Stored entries

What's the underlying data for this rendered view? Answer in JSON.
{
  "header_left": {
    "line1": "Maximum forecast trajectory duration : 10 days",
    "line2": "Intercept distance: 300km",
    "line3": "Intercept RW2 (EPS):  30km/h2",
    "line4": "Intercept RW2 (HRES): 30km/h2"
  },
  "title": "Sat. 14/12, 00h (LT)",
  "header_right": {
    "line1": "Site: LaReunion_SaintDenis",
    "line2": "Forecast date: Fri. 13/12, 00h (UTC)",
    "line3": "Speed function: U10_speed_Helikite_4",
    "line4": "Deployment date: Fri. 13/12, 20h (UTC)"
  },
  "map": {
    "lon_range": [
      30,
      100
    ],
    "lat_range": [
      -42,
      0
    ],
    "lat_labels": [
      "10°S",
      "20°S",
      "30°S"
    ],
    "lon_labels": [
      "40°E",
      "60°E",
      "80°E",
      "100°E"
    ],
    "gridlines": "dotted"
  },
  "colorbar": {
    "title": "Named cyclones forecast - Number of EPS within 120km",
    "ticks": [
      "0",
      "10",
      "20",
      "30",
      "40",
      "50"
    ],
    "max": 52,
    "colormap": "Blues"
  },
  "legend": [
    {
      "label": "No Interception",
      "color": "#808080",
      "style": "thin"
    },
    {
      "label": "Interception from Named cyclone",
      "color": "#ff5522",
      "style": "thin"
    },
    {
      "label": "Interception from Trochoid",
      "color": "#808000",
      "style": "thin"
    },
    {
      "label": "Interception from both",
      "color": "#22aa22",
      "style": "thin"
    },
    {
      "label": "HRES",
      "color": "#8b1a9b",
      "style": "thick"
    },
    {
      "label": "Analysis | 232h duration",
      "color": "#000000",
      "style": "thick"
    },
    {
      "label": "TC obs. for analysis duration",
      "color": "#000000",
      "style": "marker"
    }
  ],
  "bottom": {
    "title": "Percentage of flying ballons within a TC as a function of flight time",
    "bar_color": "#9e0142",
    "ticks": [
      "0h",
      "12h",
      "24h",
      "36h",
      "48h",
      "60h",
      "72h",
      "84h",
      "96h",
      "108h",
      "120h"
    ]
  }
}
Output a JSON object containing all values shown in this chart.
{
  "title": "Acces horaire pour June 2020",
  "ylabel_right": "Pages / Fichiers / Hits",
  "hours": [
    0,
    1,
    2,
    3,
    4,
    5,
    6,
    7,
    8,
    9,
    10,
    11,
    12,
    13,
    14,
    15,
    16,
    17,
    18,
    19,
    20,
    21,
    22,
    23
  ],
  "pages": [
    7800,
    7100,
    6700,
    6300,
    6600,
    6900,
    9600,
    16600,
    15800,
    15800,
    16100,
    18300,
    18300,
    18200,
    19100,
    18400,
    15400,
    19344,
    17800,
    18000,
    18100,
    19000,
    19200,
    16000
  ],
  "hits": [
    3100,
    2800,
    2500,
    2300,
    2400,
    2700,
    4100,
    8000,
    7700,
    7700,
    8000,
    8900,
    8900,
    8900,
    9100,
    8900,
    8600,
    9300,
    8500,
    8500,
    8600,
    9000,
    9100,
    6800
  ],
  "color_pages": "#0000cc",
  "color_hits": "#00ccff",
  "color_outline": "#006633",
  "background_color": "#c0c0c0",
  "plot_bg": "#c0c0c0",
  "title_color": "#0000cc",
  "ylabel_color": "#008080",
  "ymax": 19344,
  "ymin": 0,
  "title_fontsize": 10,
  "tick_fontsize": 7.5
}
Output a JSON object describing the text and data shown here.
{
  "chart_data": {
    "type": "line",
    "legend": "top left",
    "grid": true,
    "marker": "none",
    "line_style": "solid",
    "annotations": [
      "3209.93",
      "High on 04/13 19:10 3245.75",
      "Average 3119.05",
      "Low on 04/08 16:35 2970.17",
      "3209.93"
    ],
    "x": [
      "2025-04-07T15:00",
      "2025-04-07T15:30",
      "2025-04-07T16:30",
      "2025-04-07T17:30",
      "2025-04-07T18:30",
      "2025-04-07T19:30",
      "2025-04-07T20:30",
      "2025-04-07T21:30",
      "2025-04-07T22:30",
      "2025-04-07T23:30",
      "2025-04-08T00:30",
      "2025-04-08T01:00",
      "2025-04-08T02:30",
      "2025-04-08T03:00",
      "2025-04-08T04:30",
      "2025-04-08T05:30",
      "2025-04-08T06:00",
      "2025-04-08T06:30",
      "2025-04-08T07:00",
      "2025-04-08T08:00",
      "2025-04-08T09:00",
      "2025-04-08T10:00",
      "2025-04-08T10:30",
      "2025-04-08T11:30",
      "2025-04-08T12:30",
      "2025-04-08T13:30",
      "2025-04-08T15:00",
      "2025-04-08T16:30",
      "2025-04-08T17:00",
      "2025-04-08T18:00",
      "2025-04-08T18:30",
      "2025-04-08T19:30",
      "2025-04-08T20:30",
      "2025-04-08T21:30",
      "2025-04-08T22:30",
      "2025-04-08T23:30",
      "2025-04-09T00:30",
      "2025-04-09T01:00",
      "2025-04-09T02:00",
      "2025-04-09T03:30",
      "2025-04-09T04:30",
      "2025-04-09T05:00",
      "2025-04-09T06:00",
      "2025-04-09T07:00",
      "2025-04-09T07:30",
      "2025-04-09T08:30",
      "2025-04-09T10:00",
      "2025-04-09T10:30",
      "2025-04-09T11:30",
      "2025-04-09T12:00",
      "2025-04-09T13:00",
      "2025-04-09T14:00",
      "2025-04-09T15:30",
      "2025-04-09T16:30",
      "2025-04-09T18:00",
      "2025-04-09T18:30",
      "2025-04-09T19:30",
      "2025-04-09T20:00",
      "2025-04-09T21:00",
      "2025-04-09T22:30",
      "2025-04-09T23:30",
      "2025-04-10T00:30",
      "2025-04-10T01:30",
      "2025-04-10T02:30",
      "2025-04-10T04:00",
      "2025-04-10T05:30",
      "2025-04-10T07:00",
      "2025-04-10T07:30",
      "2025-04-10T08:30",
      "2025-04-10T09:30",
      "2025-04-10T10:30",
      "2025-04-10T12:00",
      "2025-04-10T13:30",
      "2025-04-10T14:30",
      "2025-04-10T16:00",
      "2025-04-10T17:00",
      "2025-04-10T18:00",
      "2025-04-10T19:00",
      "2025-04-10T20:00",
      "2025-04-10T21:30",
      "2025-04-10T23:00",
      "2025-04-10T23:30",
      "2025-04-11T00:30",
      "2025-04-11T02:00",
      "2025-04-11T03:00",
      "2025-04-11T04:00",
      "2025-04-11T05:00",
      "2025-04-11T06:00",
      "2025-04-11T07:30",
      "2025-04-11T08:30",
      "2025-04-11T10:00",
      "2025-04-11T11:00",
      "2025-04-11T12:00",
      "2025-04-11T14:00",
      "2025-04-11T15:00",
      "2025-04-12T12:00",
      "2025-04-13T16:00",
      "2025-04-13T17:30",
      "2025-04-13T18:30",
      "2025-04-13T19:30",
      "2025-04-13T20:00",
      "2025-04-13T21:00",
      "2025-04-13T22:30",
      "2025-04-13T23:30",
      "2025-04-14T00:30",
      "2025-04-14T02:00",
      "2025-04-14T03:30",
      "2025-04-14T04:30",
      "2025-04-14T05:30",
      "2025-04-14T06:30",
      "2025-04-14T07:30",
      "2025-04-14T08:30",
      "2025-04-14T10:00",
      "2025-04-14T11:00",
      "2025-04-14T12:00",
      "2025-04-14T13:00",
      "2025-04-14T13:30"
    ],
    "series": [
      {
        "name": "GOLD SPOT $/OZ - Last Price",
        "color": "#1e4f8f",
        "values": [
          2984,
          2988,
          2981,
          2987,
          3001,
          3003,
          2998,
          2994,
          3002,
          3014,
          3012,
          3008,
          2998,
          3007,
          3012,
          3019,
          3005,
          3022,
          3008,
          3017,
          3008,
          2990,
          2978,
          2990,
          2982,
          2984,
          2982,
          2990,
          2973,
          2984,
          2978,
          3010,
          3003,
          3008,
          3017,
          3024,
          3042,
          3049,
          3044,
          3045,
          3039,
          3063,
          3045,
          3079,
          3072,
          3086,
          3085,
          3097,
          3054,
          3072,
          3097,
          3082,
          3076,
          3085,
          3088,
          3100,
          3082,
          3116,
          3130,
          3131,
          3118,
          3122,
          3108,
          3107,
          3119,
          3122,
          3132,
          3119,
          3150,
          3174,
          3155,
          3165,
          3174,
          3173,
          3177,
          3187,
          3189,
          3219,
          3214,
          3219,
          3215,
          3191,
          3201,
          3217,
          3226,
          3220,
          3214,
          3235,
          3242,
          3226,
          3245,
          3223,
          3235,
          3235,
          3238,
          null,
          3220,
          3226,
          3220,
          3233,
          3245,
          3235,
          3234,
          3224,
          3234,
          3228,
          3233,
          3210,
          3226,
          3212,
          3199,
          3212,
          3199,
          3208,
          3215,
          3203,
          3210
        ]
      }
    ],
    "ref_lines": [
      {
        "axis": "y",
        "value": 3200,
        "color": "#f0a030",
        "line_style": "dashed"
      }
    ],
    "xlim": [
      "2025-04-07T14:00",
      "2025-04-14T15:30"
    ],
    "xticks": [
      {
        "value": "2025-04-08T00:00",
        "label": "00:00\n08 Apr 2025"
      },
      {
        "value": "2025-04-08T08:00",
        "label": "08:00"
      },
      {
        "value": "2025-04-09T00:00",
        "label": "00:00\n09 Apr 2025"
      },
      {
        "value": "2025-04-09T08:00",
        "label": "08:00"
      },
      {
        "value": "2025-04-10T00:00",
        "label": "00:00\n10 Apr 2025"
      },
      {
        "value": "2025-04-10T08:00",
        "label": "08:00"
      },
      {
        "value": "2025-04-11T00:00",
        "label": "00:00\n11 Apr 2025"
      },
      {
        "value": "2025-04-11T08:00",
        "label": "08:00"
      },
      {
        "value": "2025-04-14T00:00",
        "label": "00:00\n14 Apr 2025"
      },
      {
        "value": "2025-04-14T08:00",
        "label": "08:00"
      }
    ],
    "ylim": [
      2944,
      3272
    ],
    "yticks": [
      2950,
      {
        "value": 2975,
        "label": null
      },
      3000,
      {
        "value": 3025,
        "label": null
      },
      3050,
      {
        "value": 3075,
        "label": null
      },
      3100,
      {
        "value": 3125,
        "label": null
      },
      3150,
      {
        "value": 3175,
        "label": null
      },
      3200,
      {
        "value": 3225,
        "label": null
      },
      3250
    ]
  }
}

Exercise prompt — Give the count of lines in the records that contain "object", and no other text.

The reply — 2